- [EXERCISE DESCRIPTION]: Among the records below, find each line that includes the string "hour" and copy it.

- [SUPPLIED DATA]:
____________

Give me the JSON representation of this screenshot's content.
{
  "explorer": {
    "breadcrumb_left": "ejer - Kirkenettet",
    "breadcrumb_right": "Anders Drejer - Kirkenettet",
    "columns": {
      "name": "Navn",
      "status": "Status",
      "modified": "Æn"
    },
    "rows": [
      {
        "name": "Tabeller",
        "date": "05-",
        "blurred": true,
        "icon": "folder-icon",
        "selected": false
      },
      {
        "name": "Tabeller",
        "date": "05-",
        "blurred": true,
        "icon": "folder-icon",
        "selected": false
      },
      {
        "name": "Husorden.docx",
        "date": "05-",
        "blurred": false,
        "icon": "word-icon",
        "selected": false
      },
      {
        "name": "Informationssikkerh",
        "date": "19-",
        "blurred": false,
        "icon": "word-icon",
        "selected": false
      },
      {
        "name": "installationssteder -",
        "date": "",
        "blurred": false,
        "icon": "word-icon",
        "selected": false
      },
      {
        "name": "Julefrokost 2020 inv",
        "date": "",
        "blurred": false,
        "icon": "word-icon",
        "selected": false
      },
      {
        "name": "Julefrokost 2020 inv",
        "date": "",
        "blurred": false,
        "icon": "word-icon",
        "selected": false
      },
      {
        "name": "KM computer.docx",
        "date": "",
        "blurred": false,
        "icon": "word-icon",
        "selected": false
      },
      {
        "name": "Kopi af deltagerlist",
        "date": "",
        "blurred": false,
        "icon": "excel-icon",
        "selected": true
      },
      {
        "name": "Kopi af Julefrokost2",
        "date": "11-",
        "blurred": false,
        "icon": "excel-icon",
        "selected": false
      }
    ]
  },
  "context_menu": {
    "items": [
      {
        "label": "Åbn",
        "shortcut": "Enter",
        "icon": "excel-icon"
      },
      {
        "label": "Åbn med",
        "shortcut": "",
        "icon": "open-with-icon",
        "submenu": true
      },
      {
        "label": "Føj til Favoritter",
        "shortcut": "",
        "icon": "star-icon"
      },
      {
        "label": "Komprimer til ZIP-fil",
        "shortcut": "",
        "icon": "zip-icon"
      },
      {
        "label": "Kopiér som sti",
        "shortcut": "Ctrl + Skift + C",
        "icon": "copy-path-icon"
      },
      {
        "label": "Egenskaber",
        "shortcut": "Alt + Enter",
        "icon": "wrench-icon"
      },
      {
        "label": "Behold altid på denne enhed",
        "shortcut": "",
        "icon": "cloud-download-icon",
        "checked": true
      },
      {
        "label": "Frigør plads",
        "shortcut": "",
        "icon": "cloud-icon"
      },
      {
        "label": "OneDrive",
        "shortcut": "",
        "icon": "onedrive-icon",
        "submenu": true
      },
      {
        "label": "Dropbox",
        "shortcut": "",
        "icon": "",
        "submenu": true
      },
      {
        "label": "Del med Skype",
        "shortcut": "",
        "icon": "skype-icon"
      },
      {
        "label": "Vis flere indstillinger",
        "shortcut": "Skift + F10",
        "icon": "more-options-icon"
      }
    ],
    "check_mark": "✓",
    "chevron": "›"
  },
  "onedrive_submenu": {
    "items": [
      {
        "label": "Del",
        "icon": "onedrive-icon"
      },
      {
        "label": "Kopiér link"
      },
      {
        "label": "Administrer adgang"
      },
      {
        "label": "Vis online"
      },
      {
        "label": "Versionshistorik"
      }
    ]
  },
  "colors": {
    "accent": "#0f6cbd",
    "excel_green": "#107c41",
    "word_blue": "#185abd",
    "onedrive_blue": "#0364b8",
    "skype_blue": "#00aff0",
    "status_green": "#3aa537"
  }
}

____________

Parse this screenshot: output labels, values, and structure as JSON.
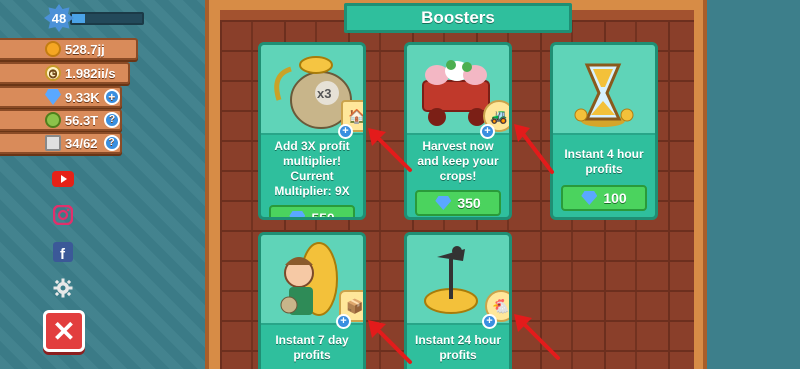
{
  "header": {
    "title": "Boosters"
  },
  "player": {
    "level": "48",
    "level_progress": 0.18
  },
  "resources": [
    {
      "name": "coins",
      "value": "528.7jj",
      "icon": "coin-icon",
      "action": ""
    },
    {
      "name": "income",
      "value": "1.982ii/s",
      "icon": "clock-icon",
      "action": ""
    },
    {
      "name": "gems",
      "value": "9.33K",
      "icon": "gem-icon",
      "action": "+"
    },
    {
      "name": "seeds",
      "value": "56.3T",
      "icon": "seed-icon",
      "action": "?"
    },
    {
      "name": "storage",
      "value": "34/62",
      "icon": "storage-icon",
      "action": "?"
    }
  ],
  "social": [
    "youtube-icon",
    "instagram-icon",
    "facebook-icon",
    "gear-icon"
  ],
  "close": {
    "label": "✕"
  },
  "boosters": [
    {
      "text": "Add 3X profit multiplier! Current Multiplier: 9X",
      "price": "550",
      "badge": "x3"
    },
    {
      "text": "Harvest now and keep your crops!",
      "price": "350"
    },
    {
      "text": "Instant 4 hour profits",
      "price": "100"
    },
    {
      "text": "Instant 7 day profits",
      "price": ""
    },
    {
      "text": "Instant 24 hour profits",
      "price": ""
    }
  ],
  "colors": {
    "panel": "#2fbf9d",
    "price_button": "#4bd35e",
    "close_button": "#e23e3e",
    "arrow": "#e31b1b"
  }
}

____________

- [SOLVED EXERCISE]:
      "text": "Instant 4 hour profits",
      "text": "Instant 24 hour profits",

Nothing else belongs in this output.